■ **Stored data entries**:
········

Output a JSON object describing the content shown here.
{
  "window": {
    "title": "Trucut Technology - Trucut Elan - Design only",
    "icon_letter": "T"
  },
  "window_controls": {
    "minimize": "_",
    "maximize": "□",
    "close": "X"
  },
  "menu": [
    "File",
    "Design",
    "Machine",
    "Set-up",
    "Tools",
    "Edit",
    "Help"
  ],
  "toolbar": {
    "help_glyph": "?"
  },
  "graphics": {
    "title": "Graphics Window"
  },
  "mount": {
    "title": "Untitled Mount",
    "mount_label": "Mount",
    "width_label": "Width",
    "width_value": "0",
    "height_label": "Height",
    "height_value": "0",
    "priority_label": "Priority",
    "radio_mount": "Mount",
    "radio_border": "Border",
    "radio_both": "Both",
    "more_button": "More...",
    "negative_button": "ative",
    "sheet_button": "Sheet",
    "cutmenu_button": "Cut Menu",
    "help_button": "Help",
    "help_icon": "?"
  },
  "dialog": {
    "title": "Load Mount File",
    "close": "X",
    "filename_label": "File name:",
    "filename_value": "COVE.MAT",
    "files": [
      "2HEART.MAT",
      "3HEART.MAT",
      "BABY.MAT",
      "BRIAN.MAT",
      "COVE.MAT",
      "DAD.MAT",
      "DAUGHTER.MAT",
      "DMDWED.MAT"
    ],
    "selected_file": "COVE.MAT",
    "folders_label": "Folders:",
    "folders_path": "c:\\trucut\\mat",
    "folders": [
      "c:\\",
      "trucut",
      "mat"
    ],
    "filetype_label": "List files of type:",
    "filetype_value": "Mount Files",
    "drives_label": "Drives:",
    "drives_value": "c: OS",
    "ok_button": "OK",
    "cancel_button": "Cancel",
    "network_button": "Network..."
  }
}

········

■ **PROBLEM DETAILS**:
Using the listing above, reproduce each line without omission.

■ **WORKED ANSWER**:
Output a JSON object describing the content shown here.
{
  "window": {
    "title": "Trucut Technology - Trucut Elan - Design only",
    "icon_letter": "T"
  },
  "window_controls": {
    "minimize": "_",
    "maximize": "□",
    "close": "X"
  },
  "menu": [
    "File",
    "Design",
    "Machine",
    "Set-up",
    "Tools",
    "Edit",
    "Help"
  ],
  "toolbar": {
    "help_glyph": "?"
  },
  "graphics": {
    "title": "Graphics Window"
  },
  "mount": {
    "title": "Untitled Mount",
    "mount_label": "Mount",
    "width_label": "Width",
    "width_value": "0",
    "height_label": "Height",
    "height_value": "0",
    "priority_label": "Priority",
    "radio_mount": "Mount",
    "radio_border": "Border",
    "radio_both": "Both",
    "more_button": "More...",
    "negative_button": "ative",
    "sheet_button": "Sheet",
    "cutmenu_button": "Cut Menu",
    "help_button": "Help",
    "help_icon": "?"
  },
  "dialog": {
    "title": "Load Mount File",
    "close": "X",
    "filename_label": "File name:",
    "filename_value": "COVE.MAT",
    "files": [
      "2HEART.MAT",
      "3HEART.MAT",
      "BABY.MAT",
      "BRIAN.MAT",
      "COVE.MAT",
      "DAD.MAT",
      "DAUGHTER.MAT",
      "DMDWED.MAT"
    ],
    "selected_file": "COVE.MAT",
    "folders_label": "Folders:",
    "folders_path": "c:\\trucut\\mat",
    "folders": [
      "c:\\",
      "trucut",
      "mat"
    ],
    "filetype_label": "List files of type:",
    "filetype_value": "Mount Files",
    "drives_label": "Drives:",
    "drives_value": "c: OS",
    "ok_button": "OK",
    "cancel_button": "Cancel",
    "network_button": "Network..."
  }
}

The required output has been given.